- SHORT EXERCISE
Copy every line of the records below that holds the word "Classic".
— Start —
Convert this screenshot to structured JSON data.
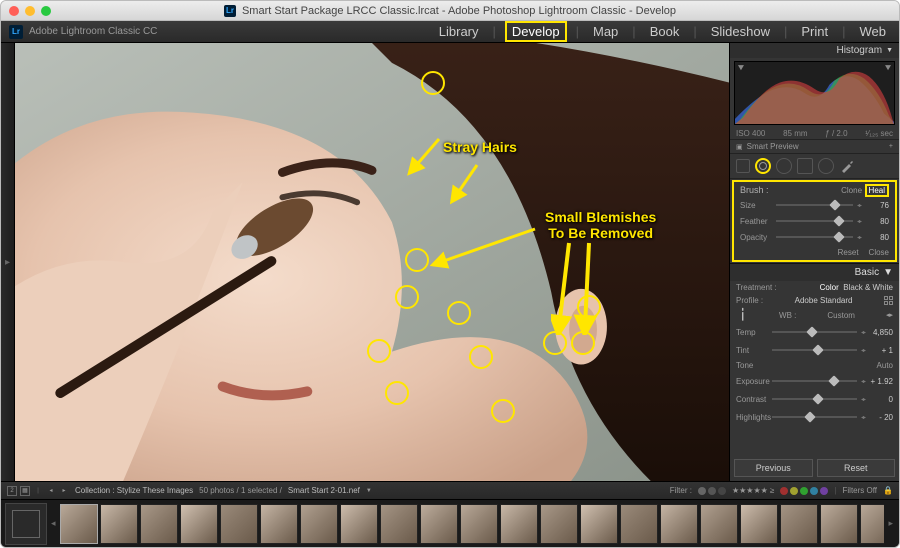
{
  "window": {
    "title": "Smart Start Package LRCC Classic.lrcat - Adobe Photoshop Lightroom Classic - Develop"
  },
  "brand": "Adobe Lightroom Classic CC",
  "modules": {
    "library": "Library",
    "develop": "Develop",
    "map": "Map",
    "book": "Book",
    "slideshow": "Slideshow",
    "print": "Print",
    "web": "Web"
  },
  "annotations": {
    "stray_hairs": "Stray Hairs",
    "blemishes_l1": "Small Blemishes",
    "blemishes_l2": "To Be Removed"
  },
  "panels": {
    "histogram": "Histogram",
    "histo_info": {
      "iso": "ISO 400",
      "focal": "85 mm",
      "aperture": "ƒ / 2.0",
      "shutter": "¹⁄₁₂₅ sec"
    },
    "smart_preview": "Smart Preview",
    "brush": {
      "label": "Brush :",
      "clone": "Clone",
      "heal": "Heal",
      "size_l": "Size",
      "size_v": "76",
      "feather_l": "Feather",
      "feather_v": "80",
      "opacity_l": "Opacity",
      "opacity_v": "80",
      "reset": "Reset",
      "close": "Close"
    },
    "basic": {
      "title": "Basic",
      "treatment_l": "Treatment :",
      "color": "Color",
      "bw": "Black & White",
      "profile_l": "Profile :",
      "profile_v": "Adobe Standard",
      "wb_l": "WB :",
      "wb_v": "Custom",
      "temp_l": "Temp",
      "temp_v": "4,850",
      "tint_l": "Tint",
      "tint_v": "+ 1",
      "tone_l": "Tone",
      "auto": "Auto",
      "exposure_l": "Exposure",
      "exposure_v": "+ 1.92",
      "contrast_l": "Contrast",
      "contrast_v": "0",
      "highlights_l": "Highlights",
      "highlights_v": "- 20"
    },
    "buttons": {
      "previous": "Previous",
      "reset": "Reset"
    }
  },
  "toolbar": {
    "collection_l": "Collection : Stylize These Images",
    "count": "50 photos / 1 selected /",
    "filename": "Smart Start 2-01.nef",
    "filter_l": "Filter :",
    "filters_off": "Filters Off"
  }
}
— End —
— Start —
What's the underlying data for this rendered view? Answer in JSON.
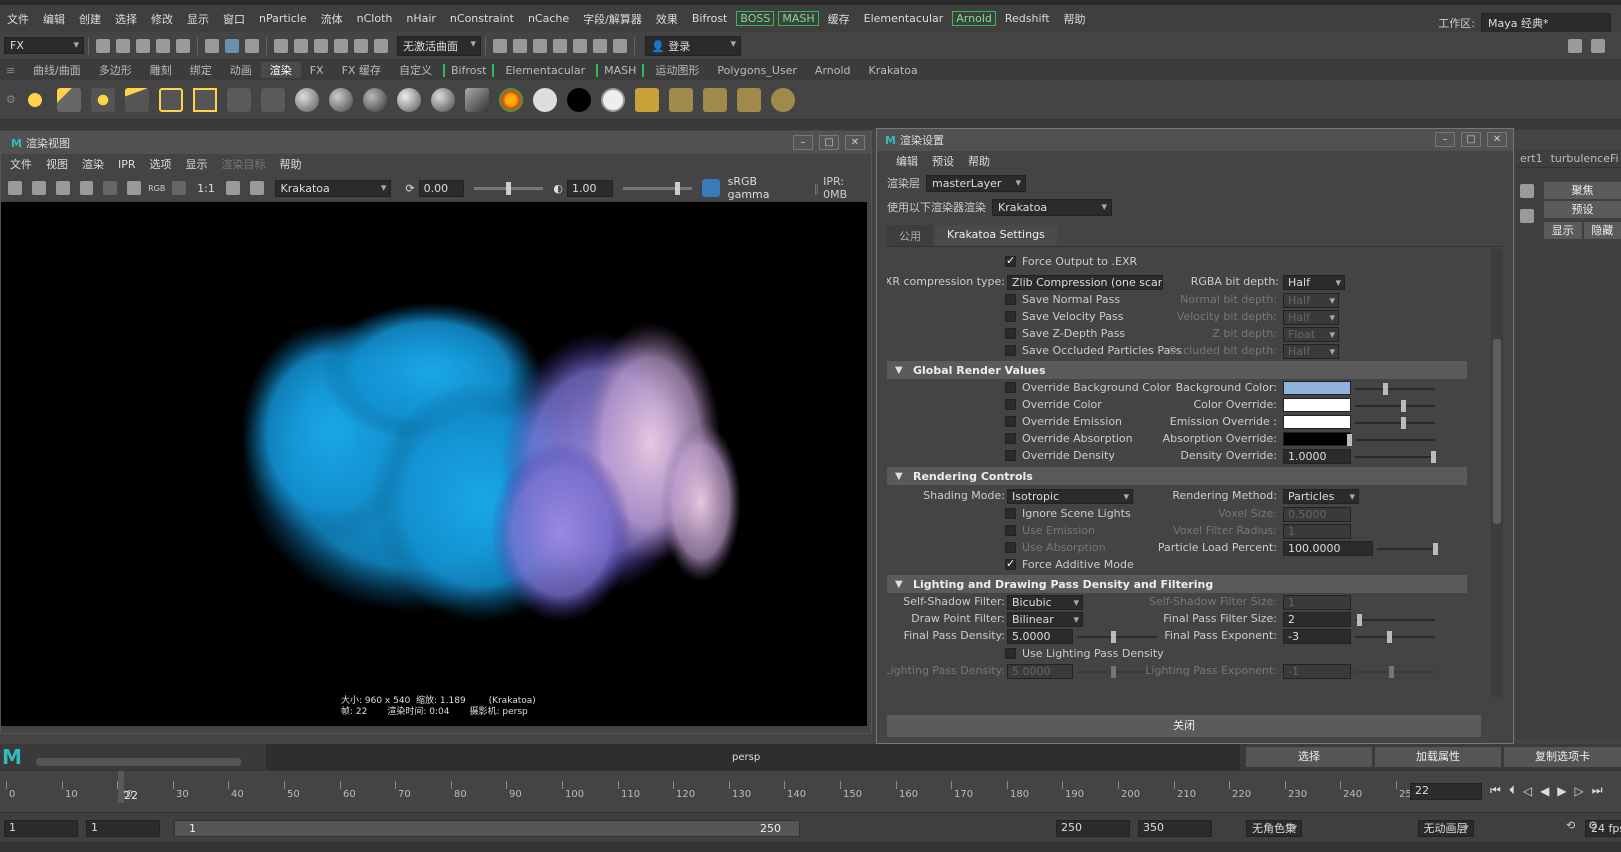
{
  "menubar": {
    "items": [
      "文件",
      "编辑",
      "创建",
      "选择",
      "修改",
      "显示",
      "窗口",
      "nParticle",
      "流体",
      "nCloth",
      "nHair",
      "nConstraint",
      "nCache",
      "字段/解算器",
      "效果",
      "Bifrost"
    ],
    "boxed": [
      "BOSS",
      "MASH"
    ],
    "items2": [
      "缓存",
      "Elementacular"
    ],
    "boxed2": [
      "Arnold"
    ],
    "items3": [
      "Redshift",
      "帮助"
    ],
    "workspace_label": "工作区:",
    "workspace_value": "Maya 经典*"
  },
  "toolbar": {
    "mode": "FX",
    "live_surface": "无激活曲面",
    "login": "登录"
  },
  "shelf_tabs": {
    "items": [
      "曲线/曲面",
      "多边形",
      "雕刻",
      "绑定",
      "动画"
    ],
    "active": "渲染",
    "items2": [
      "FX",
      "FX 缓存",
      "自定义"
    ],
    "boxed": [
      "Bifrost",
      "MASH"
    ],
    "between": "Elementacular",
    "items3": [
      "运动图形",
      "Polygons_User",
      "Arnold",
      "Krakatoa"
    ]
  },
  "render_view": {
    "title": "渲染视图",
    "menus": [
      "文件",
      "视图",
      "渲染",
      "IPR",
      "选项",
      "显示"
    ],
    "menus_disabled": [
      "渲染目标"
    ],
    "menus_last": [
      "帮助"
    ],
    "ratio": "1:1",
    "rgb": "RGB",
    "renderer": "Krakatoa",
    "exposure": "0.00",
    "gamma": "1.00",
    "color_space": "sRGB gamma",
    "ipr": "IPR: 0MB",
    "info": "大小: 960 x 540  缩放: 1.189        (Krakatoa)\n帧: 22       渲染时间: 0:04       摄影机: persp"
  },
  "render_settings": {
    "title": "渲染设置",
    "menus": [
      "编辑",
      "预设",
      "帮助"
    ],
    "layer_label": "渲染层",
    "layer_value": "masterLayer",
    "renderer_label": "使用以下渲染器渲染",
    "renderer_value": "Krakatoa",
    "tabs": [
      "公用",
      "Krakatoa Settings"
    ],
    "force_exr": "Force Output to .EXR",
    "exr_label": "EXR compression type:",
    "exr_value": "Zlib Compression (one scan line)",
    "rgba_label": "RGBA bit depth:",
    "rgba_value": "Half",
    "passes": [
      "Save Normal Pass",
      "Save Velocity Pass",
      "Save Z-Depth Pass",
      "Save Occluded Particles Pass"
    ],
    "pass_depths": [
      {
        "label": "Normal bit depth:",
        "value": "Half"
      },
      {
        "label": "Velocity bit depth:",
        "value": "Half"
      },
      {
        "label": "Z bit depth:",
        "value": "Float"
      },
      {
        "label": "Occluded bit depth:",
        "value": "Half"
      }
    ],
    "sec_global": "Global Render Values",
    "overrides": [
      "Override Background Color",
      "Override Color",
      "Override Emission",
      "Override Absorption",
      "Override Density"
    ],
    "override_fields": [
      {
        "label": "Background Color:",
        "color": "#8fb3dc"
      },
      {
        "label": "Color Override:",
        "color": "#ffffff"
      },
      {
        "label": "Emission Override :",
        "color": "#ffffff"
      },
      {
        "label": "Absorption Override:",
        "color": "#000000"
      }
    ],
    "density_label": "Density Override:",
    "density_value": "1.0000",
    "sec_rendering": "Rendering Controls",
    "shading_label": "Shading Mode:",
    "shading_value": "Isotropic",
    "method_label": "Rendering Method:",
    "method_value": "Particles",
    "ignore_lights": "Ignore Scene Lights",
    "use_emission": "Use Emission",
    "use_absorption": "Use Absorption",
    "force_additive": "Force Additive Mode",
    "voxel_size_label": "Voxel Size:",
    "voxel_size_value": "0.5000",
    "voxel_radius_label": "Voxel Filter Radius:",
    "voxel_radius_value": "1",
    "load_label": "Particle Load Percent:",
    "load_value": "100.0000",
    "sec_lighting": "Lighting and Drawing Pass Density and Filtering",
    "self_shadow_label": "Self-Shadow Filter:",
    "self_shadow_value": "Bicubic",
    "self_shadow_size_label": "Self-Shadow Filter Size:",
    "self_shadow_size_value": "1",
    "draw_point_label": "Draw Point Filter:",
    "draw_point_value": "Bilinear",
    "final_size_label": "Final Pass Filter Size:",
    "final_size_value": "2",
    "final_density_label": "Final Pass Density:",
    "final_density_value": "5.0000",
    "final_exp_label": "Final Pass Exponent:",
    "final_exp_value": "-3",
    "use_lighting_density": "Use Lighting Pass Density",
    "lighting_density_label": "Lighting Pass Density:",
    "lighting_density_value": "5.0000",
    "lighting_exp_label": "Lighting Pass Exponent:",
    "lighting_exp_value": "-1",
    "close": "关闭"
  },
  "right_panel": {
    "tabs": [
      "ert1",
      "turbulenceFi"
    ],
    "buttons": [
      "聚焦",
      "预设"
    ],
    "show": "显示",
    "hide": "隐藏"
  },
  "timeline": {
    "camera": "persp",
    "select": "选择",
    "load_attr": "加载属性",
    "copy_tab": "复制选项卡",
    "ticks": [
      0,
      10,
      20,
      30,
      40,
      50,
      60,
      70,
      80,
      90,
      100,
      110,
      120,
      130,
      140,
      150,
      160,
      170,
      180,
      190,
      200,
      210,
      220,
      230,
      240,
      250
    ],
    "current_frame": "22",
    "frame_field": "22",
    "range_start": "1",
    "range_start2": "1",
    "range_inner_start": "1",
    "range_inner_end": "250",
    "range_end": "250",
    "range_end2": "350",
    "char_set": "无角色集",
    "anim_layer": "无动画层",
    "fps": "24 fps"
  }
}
— End —
- SOLUTION FOR THIS TASK
    "title": "Smart Start Package LRCC Classic.lrcat - Adobe Photoshop Lightroom Classic - Develop"
  "brand": "Adobe Lightroom Classic CC",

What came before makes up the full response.